=== PAGE EXCERPT ===
· · · · ·
Apply Power Rule: To find the derivative of the function $f(x) = 7x^{4} - 6x^{2} - 1$ , we will use the power rule for differentiation. The power rule states that the derivative of $x^n$ with respect to $x$ is $n\cdot x^{(n-1)}$ .
Derivative of $7x^{4}$ : Apply the power rule to the first term $7x^{4}$ . The derivative of $7x^{4}$ with respect to $x$ is $4\cdot7\cdot x^{4-1} = 28x^{3}$ .
Derivative of $-6x^{2}$ : Apply the power rule to the second term $-6x^{2}$ . The derivative of $-6x^{2}$ with respect to $x$ is $2\cdot(-6)\cdot x^{2-1} = -12x$ .
Derivative of constant: The third term $-1$ is a constant, and the derivative of a constant is $0$ .
Combine derivatives: Combine the derivatives of all terms to get the derivative of the entire function $f(x)$ . This gives us $f'(x) = 28x^{3} - 12x + 0$ .
Simplify final derivative: Simplify the expression by removing the $+0$ at the end, as it does not affect the value of the derivative. The final derivative is $f^{\prime}(x) = 28x^{3} - 12x$ .
· · · · ·
=== WHAT TO WORK ON ===
In the derivative walkthrough above, list the heading that begins each step, in order.

Layout records
· · · · ·
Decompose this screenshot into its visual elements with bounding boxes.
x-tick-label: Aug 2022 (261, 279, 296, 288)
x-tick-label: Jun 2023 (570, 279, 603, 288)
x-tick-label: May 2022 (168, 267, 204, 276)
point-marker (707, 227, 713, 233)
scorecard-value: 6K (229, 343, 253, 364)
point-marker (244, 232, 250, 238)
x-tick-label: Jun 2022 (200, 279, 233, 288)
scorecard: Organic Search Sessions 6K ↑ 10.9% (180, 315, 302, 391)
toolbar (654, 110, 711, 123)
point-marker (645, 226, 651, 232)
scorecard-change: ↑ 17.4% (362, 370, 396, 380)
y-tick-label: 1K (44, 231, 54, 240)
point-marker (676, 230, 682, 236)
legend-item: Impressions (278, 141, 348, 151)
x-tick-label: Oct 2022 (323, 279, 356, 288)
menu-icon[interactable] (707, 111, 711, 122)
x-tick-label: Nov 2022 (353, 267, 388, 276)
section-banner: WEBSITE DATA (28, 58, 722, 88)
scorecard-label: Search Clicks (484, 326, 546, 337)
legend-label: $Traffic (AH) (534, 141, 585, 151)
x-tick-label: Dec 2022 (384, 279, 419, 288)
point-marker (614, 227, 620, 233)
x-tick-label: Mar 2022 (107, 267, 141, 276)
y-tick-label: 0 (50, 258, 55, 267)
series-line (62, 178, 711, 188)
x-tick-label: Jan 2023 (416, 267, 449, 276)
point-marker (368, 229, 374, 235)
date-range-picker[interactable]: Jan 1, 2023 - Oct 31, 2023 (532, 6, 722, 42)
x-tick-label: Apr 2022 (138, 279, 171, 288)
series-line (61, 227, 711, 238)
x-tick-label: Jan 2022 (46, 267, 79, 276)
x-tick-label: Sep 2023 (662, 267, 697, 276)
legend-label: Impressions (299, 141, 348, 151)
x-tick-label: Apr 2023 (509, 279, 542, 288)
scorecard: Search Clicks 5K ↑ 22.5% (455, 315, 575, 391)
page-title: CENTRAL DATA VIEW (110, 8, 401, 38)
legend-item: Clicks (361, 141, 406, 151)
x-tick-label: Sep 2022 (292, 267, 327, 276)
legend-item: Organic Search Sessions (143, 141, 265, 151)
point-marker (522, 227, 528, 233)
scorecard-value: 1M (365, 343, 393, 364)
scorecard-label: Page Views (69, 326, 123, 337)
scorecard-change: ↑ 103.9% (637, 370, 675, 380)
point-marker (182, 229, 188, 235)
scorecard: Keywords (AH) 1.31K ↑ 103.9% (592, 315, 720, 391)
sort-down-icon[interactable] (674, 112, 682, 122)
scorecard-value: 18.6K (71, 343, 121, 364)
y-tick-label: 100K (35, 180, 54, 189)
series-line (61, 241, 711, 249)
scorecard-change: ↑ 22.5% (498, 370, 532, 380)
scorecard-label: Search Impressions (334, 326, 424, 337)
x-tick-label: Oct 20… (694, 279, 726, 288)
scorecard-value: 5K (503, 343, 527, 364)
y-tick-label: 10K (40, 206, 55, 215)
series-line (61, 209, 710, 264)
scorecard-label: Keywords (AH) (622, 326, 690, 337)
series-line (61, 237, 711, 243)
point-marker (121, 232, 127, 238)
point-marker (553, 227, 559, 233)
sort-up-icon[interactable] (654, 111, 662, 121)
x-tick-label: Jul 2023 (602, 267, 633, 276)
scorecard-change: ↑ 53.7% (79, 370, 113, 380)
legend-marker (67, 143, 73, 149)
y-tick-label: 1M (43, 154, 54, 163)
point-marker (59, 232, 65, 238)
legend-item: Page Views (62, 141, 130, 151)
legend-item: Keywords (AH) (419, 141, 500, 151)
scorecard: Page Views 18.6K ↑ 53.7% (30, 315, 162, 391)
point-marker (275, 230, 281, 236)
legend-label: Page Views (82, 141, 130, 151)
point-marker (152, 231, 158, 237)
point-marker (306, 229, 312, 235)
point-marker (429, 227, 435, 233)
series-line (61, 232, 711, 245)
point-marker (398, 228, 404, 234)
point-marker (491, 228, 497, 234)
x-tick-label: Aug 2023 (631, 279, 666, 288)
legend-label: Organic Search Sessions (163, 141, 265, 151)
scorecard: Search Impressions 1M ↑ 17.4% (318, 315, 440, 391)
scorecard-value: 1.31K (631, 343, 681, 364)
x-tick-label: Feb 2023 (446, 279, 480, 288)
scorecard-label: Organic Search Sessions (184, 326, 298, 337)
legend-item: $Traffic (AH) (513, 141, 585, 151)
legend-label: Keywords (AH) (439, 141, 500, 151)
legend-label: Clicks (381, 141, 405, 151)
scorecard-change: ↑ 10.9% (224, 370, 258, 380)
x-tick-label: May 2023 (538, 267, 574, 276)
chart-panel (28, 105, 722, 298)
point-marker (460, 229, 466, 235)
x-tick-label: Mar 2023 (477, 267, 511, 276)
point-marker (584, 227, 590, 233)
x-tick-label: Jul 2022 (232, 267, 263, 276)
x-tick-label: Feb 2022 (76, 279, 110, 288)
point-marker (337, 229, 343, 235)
· · · · ·
=== THE SOLUTION ===
Apply Power Rule
Derivative of $7x^{4}$
Derivative of $-6x^{2}$
Derivative of constant
Combine derivatives
Simplify final derivative